INPUT FOR THIS TASK -
--

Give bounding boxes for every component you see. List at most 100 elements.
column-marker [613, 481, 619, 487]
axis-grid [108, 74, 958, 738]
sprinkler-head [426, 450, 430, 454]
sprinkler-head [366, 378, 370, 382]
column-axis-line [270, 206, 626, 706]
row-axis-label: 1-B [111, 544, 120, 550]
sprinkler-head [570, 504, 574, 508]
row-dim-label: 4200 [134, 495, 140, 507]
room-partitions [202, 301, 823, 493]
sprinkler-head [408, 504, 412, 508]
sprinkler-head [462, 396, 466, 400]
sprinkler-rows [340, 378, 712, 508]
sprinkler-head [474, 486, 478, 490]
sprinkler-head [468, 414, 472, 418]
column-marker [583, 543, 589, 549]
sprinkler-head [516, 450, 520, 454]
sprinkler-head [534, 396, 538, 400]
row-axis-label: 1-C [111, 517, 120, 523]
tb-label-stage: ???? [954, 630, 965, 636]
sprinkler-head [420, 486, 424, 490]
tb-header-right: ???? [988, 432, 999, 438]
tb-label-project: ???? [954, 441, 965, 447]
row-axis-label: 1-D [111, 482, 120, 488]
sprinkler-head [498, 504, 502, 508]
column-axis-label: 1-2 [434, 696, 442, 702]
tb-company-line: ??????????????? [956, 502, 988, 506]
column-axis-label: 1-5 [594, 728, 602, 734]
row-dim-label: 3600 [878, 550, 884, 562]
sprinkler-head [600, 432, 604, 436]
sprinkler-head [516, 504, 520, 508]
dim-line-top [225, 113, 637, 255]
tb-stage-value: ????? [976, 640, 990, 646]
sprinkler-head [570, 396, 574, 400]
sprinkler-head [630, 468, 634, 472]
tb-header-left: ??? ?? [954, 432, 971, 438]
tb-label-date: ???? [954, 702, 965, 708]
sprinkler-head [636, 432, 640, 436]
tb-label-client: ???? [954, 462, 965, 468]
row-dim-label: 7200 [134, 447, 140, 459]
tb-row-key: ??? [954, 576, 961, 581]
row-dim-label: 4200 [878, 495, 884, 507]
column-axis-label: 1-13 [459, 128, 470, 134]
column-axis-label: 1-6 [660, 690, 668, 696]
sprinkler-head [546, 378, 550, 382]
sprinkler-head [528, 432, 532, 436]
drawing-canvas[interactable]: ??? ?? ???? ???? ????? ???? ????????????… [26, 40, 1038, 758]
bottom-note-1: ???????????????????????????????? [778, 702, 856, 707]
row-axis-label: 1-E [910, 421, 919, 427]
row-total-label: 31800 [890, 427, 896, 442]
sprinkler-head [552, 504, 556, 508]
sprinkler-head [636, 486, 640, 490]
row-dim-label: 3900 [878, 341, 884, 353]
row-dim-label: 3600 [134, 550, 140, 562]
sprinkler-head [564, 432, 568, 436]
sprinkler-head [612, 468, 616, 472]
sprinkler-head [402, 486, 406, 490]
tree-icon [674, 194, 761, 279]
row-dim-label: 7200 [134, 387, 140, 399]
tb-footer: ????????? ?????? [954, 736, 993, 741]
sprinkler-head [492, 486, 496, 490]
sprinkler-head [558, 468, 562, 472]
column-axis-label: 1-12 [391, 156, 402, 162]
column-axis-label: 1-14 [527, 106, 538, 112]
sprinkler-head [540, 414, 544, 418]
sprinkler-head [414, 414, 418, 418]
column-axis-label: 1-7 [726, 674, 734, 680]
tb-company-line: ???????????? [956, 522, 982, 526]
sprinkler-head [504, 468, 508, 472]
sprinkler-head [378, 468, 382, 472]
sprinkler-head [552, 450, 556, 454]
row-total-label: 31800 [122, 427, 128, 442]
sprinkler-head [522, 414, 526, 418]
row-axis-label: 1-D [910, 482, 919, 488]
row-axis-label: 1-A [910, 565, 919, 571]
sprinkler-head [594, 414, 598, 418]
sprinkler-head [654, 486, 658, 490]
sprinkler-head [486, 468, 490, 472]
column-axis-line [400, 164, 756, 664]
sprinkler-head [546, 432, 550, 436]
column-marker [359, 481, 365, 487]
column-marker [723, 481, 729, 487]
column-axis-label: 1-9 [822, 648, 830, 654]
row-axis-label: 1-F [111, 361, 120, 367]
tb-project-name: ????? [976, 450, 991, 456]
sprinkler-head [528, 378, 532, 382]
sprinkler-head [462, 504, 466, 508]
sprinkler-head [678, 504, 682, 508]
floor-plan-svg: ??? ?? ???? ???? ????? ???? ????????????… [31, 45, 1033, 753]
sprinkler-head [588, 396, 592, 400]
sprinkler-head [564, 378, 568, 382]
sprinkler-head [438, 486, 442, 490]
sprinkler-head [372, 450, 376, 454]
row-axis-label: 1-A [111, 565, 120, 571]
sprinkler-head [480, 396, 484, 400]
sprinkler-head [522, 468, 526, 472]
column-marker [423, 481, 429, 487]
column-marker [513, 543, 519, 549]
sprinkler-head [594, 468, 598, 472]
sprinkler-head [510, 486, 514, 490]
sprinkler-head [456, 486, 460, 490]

--

DESCRIPTION OF THE TASK - Rewrite all the records above as one numbered list, leaving out any blank lines.

TASK RESPONSE -
1. Give bounding boxes for every component you see. List at most 100 elements.
2. column-marker [613, 481, 619, 487]
3. axis-grid [108, 74, 958, 738]
4. sprinkler-head [426, 450, 430, 454]
5. sprinkler-head [366, 378, 370, 382]
6. column-axis-line [270, 206, 626, 706]
7. row-axis-label: 1-B [111, 544, 120, 550]
8. sprinkler-head [570, 504, 574, 508]
9. row-dim-label: 4200 [134, 495, 140, 507]
10. room-partitions [202, 301, 823, 493]
11. sprinkler-head [408, 504, 412, 508]
12. sprinkler-head [462, 396, 466, 400]
13. sprinkler-rows [340, 378, 712, 508]
14. sprinkler-head [474, 486, 478, 490]
15. sprinkler-head [468, 414, 472, 418]
16. column-marker [583, 543, 589, 549]
17. sprinkler-head [516, 450, 520, 454]
18. sprinkler-head [534, 396, 538, 400]
19. row-axis-label: 1-C [111, 517, 120, 523]
20. tb-label-stage: ???? [954, 630, 965, 636]
21. sprinkler-head [420, 486, 424, 490]
22. tb-header-right: ???? [988, 432, 999, 438]
23. tb-label-project: ???? [954, 441, 965, 447]
24. row-axis-label: 1-D [111, 482, 120, 488]
25. sprinkler-head [498, 504, 502, 508]
26. column-axis-label: 1-2 [434, 696, 442, 702]
27. tb-company-line: ??????????????? [956, 502, 988, 506]
28. column-axis-label: 1-5 [594, 728, 602, 734]
29. row-dim-label: 3600 [878, 550, 884, 562]
30. sprinkler-head [600, 432, 604, 436]
31. sprinkler-head [516, 504, 520, 508]
32. dim-line-top [225, 113, 637, 255]
33. tb-stage-value: ????? [976, 640, 990, 646]
34. sprinkler-head [570, 396, 574, 400]
35. sprinkler-head [630, 468, 634, 472]
36. tb-header-left: ??? ?? [954, 432, 971, 438]
37. tb-label-date: ???? [954, 702, 965, 708]
38. sprinkler-head [636, 432, 640, 436]
39. tb-label-client: ???? [954, 462, 965, 468]
40. row-dim-label: 7200 [134, 447, 140, 459]
41. tb-row-key: ??? [954, 576, 961, 581]
42. row-dim-label: 4200 [878, 495, 884, 507]
43. column-axis-label: 1-13 [459, 128, 470, 134]
44. column-axis-label: 1-6 [660, 690, 668, 696]
45. sprinkler-head [546, 378, 550, 382]
46. sprinkler-head [528, 432, 532, 436]
47. drawing-canvas[interactable]: ??? ?? ???? ???? ????? ???? ????????????… [26, 40, 1038, 758]
48. bottom-note-1: ???????????????????????????????? [778, 702, 856, 707]
49. row-axis-label: 1-E [910, 421, 919, 427]
50. row-total-label: 31800 [890, 427, 896, 442]
51. sprinkler-head [552, 504, 556, 508]
52. sprinkler-head [636, 486, 640, 490]
53. row-dim-label: 3900 [878, 341, 884, 353]
54. row-dim-label: 3600 [134, 550, 140, 562]
55. sprinkler-head [564, 432, 568, 436]
56. sprinkler-head [612, 468, 616, 472]
57. sprinkler-head [402, 486, 406, 490]
58. tree-icon [674, 194, 761, 279]
59. row-dim-label: 7200 [134, 387, 140, 399]
60. tb-footer: ????????? ?????? [954, 736, 993, 741]
61. sprinkler-head [492, 486, 496, 490]
62. sprinkler-head [558, 468, 562, 472]
63. column-axis-label: 1-12 [391, 156, 402, 162]
64. column-axis-label: 1-14 [527, 106, 538, 112]
65. sprinkler-head [540, 414, 544, 418]
66. sprinkler-head [414, 414, 418, 418]
67. column-axis-label: 1-7 [726, 674, 734, 680]
68. tb-company-line: ???????????? [956, 522, 982, 526]
69. sprinkler-head [504, 468, 508, 472]
70. sprinkler-head [378, 468, 382, 472]
71. sprinkler-head [552, 450, 556, 454]
72. row-total-label: 31800 [122, 427, 128, 442]
73. sprinkler-head [522, 414, 526, 418]
74. row-axis-label: 1-D [910, 482, 919, 488]
75. row-axis-label: 1-A [910, 565, 919, 571]
76. sprinkler-head [594, 414, 598, 418]
77. sprinkler-head [654, 486, 658, 490]
78. sprinkler-head [486, 468, 490, 472]
79. column-axis-line [400, 164, 756, 664]
80. sprinkler-head [546, 432, 550, 436]
81. column-marker [359, 481, 365, 487]
82. column-marker [723, 481, 729, 487]
83. column-axis-label: 1-9 [822, 648, 830, 654]
84. row-axis-label: 1-F [111, 361, 120, 367]
85. tb-project-name: ????? [976, 450, 991, 456]
86. sprinkler-head [528, 378, 532, 382]
87. sprinkler-head [462, 504, 466, 508]
88. sprinkler-head [678, 504, 682, 508]
89. floor-plan-svg: ??? ?? ???? ???? ????? ???? ????????????… [31, 45, 1033, 753]
90. sprinkler-head [588, 396, 592, 400]
91. sprinkler-head [564, 378, 568, 382]
92. sprinkler-head [438, 486, 442, 490]
93. sprinkler-head [372, 450, 376, 454]
94. row-axis-label: 1-A [111, 565, 120, 571]
95. sprinkler-head [480, 396, 484, 400]
96. sprinkler-head [522, 468, 526, 472]
97. column-marker [423, 481, 429, 487]
98. column-marker [513, 543, 519, 549]
99. sprinkler-head [594, 468, 598, 472]
100. sprinkler-head [510, 486, 514, 490]
101. sprinkler-head [456, 486, 460, 490]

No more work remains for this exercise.